Repeat every record exactly, but keep images out of the copy.

● **Data supplied**
▼▼▼
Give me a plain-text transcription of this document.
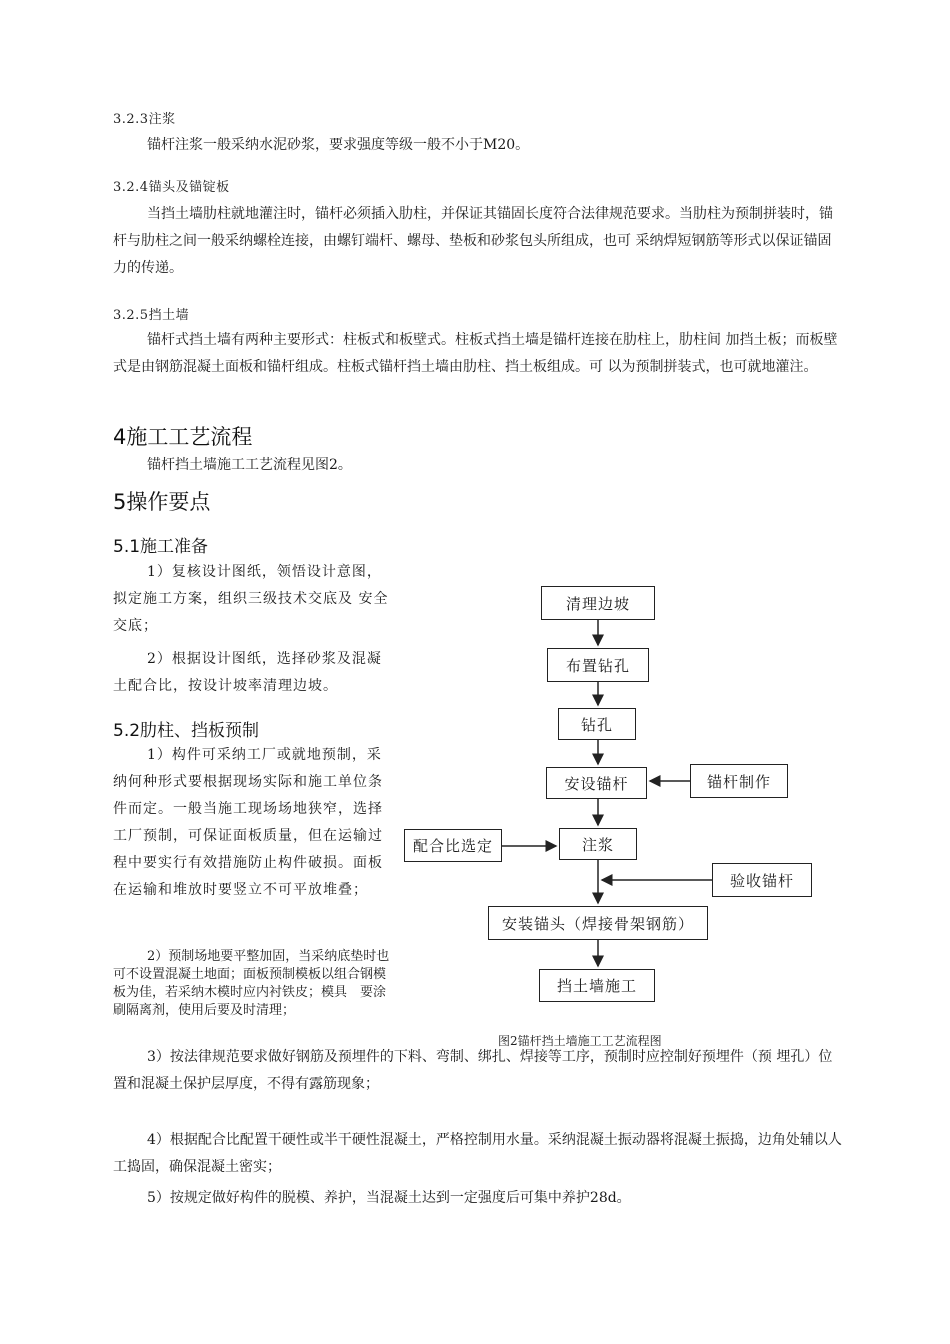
3.2.3注浆

锚杆注浆一般采纳水泥砂浆，要求强度等级一般不小于M20。

3.2.4锚头及锚锭板

当挡土墙肋柱就地灌注时，锚杆必须插入肋柱，并保证其锚固长度符合法律规范要求。当肋柱为预制拼装时，锚杆与肋柱之间一般采纳螺栓连接，由螺钉端杆、螺母、垫板和砂浆包头所组成，也可 采纳焊短钢筋等形式以保证锚固力的传递。

3.2.5挡土墙

锚杆式挡土墙有两种主要形式：柱板式和板壁式。柱板式挡土墙是锚杆连接在肋柱上，肋柱间 加挡土板；而板壁式是由钢筋混凝土面板和锚杆组成。柱板式锚杆挡土墙由肋柱、挡土板组成。可 以为预制拼装式，也可就地灌注。

4施工工艺流程

锚杆挡土墙施工工艺流程见图2。

5操作要点
5.1施工准备

1）复核设计图纸，领悟设计意图， 拟定施工方案，组织三级技术交底及 安全交底；

2）根据设计图纸，选择砂浆及混凝土配合比，按设计坡率清理边坡。

5.2肋柱、挡板预制

1）构件可采纳工厂或就地预制，采纳何种形式要根据现场实际和施工单位条件而定。一般当施工现场场地狭窄，选择工厂预制，可保证面板质量，但在运输过程中要实行有效措施防止构件破损。面板在运输和堆放时要竖立不可平放堆叠；

2）预制场地要平整加固，当采纳底垫时也可不设置混凝土地面；面板预制模板以组合钢模板为佳，若采纳木模时应内衬铁皮；模具　要涂刷隔离剂，使用后要及时清理；

3）按法律规范要求做好钢筋及预埋件的下料、弯制、绑扎、焊接等工序，预制时应控制好预埋件（预 埋孔）位置和混凝土保护层厚度，不得有露筋现象；

4）根据配合比配置干硬性或半干硬性混凝土，严格控制用水量。采纳混凝土振动器将混凝土振捣，边角处辅以人工捣固，确保混凝土密实；

5）按规定做好构件的脱模、养护，当混凝土达到一定强度后可集中养护28d。

清理边坡
布置钻孔
钻孔
安设锚杆	锚杆制作
配合比选定	注浆
验收锚杆
安装锚头（焊接骨架钢筋）
挡土墙施工
图2锚杆挡土墙施工工艺流程图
▲▲▲
● **Task solution**
Give me a plain-text transcription of this document.
3.2.3注浆

锚杆注浆一般采纳水泥砂浆，要求强度等级一般不小于M20。

3.2.4锚头及锚锭板

当挡土墙肋柱就地灌注时，锚杆必须插入肋柱，并保证其锚固长度符合法律规范要求。当肋柱为预制拼装时，锚杆与肋柱之间一般采纳螺栓连接，由螺钉端杆、螺母、垫板和砂浆包头所组成，也可 采纳焊短钢筋等形式以保证锚固力的传递。

3.2.5挡土墙

锚杆式挡土墙有两种主要形式：柱板式和板壁式。柱板式挡土墙是锚杆连接在肋柱上，肋柱间 加挡土板；而板壁式是由钢筋混凝土面板和锚杆组成。柱板式锚杆挡土墙由肋柱、挡土板组成。可 以为预制拼装式，也可就地灌注。

4施工工艺流程

锚杆挡土墙施工工艺流程见图2。

5操作要点
5.1施工准备

1）复核设计图纸，领悟设计意图， 拟定施工方案，组织三级技术交底及 安全交底；

2）根据设计图纸，选择砂浆及混凝土配合比，按设计坡率清理边坡。

5.2肋柱、挡板预制

1）构件可采纳工厂或就地预制，采纳何种形式要根据现场实际和施工单位条件而定。一般当施工现场场地狭窄，选择工厂预制，可保证面板质量，但在运输过程中要实行有效措施防止构件破损。面板在运输和堆放时要竖立不可平放堆叠；

2）预制场地要平整加固，当采纳底垫时也可不设置混凝土地面；面板预制模板以组合钢模板为佳，若采纳木模时应内衬铁皮；模具　要涂刷隔离剂，使用后要及时清理；

3）按法律规范要求做好钢筋及预埋件的下料、弯制、绑扎、焊接等工序，预制时应控制好预埋件（预 埋孔）位置和混凝土保护层厚度，不得有露筋现象；

4）根据配合比配置干硬性或半干硬性混凝土，严格控制用水量。采纳混凝土振动器将混凝土振捣，边角处辅以人工捣固，确保混凝土密实；

5）按规定做好构件的脱模、养护，当混凝土达到一定强度后可集中养护28d。

清理边坡
布置钻孔
钻孔
安设锚杆	锚杆制作
配合比选定	注浆
验收锚杆
安装锚头（焊接骨架钢筋）
挡土墙施工
图2锚杆挡土墙施工工艺流程图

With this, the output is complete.